━━ Recorded information ━━
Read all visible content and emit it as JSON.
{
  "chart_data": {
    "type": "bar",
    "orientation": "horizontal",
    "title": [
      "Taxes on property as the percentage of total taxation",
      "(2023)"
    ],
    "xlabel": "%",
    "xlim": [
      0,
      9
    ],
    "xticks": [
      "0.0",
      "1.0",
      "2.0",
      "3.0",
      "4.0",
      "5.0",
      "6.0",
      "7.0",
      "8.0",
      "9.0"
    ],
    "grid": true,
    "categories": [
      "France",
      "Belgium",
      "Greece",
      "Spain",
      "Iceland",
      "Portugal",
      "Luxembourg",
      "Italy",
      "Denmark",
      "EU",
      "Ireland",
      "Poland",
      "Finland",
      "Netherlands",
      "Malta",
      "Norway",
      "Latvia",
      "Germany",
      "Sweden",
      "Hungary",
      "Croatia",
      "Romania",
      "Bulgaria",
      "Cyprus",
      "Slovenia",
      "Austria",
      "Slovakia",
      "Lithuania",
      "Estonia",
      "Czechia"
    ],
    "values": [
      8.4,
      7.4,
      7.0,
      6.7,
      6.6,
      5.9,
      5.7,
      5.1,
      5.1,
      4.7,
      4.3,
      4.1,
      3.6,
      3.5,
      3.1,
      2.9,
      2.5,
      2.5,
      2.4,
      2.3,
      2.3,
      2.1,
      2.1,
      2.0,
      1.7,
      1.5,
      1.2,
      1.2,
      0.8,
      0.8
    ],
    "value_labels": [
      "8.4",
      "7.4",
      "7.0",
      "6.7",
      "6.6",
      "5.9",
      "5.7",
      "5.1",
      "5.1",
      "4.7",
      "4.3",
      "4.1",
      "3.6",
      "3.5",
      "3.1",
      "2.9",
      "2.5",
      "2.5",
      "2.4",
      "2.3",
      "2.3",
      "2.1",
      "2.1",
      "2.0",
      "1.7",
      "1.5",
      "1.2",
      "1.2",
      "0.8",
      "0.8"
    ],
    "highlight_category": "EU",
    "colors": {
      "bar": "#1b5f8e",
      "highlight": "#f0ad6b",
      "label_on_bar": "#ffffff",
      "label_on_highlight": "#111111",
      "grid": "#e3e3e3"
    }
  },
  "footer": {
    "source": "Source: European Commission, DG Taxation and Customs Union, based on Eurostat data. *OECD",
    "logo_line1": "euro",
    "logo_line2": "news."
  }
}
━━━
» What needs to be done:
Print the entries exactly. Include every one.

» Reply to the exercise:
Read all visible content and emit it as JSON.
{
  "chart_data": {
    "type": "bar",
    "orientation": "horizontal",
    "title": [
      "Taxes on property as the percentage of total taxation",
      "(2023)"
    ],
    "xlabel": "%",
    "xlim": [
      0,
      9
    ],
    "xticks": [
      "0.0",
      "1.0",
      "2.0",
      "3.0",
      "4.0",
      "5.0",
      "6.0",
      "7.0",
      "8.0",
      "9.0"
    ],
    "grid": true,
    "categories": [
      "France",
      "Belgium",
      "Greece",
      "Spain",
      "Iceland",
      "Portugal",
      "Luxembourg",
      "Italy",
      "Denmark",
      "EU",
      "Ireland",
      "Poland",
      "Finland",
      "Netherlands",
      "Malta",
      "Norway",
      "Latvia",
      "Germany",
      "Sweden",
      "Hungary",
      "Croatia",
      "Romania",
      "Bulgaria",
      "Cyprus",
      "Slovenia",
      "Austria",
      "Slovakia",
      "Lithuania",
      "Estonia",
      "Czechia"
    ],
    "values": [
      8.4,
      7.4,
      7.0,
      6.7,
      6.6,
      5.9,
      5.7,
      5.1,
      5.1,
      4.7,
      4.3,
      4.1,
      3.6,
      3.5,
      3.1,
      2.9,
      2.5,
      2.5,
      2.4,
      2.3,
      2.3,
      2.1,
      2.1,
      2.0,
      1.7,
      1.5,
      1.2,
      1.2,
      0.8,
      0.8
    ],
    "value_labels": [
      "8.4",
      "7.4",
      "7.0",
      "6.7",
      "6.6",
      "5.9",
      "5.7",
      "5.1",
      "5.1",
      "4.7",
      "4.3",
      "4.1",
      "3.6",
      "3.5",
      "3.1",
      "2.9",
      "2.5",
      "2.5",
      "2.4",
      "2.3",
      "2.3",
      "2.1",
      "2.1",
      "2.0",
      "1.7",
      "1.5",
      "1.2",
      "1.2",
      "0.8",
      "0.8"
    ],
    "highlight_category": "EU",
    "colors": {
      "bar": "#1b5f8e",
      "highlight": "#f0ad6b",
      "label_on_bar": "#ffffff",
      "label_on_highlight": "#111111",
      "grid": "#e3e3e3"
    }
  },
  "footer": {
    "source": "Source: European Commission, DG Taxation and Customs Union, based on Eurostat data. *OECD",
    "logo_line1": "euro",
    "logo_line2": "news."
  }
}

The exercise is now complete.